---------- Data shown
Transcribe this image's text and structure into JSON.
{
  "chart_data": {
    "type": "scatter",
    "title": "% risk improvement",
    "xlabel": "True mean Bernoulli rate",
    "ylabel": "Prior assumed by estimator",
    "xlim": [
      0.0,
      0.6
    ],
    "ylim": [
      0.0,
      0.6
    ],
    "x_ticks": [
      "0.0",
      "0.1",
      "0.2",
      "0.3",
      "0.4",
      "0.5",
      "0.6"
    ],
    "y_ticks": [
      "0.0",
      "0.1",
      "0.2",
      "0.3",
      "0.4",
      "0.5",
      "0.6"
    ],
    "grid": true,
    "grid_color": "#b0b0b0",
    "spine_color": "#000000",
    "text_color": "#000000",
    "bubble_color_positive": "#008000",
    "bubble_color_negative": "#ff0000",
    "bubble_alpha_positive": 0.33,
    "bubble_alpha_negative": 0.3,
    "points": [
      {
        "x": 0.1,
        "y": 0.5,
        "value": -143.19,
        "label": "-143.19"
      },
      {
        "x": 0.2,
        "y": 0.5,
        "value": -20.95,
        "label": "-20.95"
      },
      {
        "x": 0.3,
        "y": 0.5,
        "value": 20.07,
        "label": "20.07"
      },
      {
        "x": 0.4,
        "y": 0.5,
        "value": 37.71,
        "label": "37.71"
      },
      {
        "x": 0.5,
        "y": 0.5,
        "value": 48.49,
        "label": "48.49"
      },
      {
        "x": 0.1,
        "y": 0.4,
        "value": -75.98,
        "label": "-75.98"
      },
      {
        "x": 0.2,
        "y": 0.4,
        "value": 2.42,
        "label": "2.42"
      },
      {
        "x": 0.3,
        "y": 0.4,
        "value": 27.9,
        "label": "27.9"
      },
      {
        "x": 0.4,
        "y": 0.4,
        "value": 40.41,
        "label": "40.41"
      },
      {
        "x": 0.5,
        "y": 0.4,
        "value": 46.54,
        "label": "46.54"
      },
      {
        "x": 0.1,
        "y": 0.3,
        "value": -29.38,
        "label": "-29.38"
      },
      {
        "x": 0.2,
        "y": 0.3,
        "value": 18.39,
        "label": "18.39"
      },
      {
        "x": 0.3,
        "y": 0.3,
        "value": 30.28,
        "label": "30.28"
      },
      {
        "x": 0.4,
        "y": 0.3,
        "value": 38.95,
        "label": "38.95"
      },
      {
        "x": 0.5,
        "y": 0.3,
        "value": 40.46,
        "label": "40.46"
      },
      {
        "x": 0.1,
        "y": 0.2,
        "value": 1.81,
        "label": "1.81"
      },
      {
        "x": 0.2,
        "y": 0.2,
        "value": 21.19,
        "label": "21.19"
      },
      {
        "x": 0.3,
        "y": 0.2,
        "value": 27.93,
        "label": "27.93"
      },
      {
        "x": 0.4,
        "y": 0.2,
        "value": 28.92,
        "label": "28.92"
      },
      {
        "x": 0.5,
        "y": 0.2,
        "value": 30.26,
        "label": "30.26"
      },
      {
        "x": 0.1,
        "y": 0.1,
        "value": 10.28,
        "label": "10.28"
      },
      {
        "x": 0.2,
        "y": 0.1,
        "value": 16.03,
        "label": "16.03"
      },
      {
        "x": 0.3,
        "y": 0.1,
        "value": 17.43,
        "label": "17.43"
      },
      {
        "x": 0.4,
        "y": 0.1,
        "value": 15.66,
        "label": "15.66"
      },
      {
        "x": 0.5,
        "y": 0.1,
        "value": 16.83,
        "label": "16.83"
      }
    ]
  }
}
--------------------
---------- Data shown
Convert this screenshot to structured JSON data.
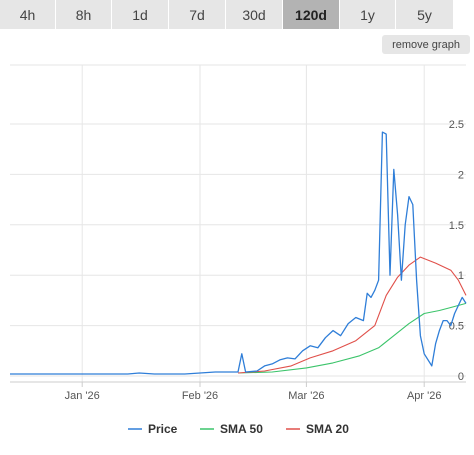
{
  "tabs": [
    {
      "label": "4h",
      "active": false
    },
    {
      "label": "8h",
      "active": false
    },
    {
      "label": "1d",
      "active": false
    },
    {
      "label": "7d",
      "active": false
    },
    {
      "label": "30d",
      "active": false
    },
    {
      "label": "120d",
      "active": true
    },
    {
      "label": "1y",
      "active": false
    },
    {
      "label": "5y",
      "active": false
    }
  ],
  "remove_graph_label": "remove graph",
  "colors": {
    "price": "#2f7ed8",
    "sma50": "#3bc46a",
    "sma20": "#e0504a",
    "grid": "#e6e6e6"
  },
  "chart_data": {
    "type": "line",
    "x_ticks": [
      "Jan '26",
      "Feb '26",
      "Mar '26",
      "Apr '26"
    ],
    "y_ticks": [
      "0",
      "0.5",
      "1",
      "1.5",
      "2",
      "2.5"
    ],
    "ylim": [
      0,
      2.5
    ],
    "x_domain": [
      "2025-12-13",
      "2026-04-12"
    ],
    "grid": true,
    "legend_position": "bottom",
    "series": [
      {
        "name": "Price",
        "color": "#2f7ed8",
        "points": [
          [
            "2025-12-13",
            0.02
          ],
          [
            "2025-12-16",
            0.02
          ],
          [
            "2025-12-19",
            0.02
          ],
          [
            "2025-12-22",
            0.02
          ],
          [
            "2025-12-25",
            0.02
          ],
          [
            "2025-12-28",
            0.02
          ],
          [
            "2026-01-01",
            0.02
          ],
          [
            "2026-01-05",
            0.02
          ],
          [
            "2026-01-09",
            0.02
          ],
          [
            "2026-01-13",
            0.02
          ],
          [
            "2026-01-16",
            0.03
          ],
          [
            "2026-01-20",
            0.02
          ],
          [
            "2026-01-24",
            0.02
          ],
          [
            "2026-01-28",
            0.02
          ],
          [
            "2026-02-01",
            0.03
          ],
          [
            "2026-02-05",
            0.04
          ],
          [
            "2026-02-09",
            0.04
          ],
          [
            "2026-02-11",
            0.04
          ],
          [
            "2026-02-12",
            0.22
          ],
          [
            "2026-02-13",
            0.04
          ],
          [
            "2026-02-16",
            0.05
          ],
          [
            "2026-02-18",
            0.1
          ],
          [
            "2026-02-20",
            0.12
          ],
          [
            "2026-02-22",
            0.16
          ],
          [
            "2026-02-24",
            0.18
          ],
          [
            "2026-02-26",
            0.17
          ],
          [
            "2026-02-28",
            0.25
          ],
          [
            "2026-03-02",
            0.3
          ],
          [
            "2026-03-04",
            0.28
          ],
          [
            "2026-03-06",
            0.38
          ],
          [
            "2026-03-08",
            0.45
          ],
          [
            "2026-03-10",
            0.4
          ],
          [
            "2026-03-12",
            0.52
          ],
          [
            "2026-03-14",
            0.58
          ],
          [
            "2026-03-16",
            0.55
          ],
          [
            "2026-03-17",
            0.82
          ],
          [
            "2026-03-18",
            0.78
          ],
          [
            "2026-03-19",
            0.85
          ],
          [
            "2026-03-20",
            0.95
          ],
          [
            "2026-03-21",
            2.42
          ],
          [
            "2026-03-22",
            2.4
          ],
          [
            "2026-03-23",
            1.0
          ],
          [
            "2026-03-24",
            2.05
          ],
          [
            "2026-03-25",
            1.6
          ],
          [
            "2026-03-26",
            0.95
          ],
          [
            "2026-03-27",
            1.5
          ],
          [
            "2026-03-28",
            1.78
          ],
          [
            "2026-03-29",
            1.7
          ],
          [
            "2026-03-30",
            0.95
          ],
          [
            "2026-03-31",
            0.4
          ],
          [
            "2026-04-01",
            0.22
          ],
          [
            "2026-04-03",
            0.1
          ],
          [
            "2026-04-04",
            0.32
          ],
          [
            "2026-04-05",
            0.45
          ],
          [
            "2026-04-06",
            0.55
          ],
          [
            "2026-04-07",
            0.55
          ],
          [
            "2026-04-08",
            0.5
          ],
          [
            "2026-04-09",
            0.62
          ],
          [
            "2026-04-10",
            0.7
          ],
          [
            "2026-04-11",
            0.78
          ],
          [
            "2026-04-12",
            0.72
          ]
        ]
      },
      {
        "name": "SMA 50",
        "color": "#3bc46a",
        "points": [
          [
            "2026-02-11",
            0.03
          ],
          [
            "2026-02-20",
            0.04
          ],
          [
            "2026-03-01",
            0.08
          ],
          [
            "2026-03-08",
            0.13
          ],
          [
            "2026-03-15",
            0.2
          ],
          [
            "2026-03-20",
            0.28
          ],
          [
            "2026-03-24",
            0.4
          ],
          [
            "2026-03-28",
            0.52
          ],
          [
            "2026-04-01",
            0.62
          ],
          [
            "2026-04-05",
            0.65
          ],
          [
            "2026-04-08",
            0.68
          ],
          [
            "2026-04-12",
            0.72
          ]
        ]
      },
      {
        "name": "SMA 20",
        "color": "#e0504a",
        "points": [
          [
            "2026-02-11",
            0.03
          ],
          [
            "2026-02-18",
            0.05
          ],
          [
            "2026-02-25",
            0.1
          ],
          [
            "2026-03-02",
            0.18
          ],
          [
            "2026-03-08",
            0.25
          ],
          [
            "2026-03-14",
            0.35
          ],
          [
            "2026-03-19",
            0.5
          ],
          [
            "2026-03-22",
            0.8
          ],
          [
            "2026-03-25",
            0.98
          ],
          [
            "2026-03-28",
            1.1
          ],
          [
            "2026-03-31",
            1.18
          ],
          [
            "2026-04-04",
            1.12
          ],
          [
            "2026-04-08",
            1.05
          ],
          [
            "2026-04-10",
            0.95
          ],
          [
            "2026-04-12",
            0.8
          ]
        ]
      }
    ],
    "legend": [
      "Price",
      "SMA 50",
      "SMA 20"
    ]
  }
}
--------------------
---------- Data shown
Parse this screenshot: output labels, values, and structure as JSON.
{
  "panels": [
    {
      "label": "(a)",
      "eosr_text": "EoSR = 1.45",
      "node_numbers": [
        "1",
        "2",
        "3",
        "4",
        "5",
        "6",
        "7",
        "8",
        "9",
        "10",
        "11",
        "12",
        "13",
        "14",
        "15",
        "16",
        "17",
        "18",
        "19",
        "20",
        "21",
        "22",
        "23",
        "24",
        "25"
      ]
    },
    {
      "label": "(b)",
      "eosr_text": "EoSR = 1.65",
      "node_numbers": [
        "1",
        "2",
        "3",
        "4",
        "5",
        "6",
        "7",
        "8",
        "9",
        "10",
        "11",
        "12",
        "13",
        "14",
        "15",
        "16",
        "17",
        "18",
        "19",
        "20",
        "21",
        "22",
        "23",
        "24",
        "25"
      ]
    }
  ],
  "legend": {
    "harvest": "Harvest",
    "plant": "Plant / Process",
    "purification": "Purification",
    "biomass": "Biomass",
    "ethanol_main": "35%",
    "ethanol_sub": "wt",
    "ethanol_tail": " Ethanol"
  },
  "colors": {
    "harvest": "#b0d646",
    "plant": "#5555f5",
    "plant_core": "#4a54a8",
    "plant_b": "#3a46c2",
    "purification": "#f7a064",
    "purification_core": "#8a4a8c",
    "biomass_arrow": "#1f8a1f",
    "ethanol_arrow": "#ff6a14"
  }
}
--------------------
**Task requirements:**
Answer with one number: how many lines in the listing hold "this".

**Worked solution:**
3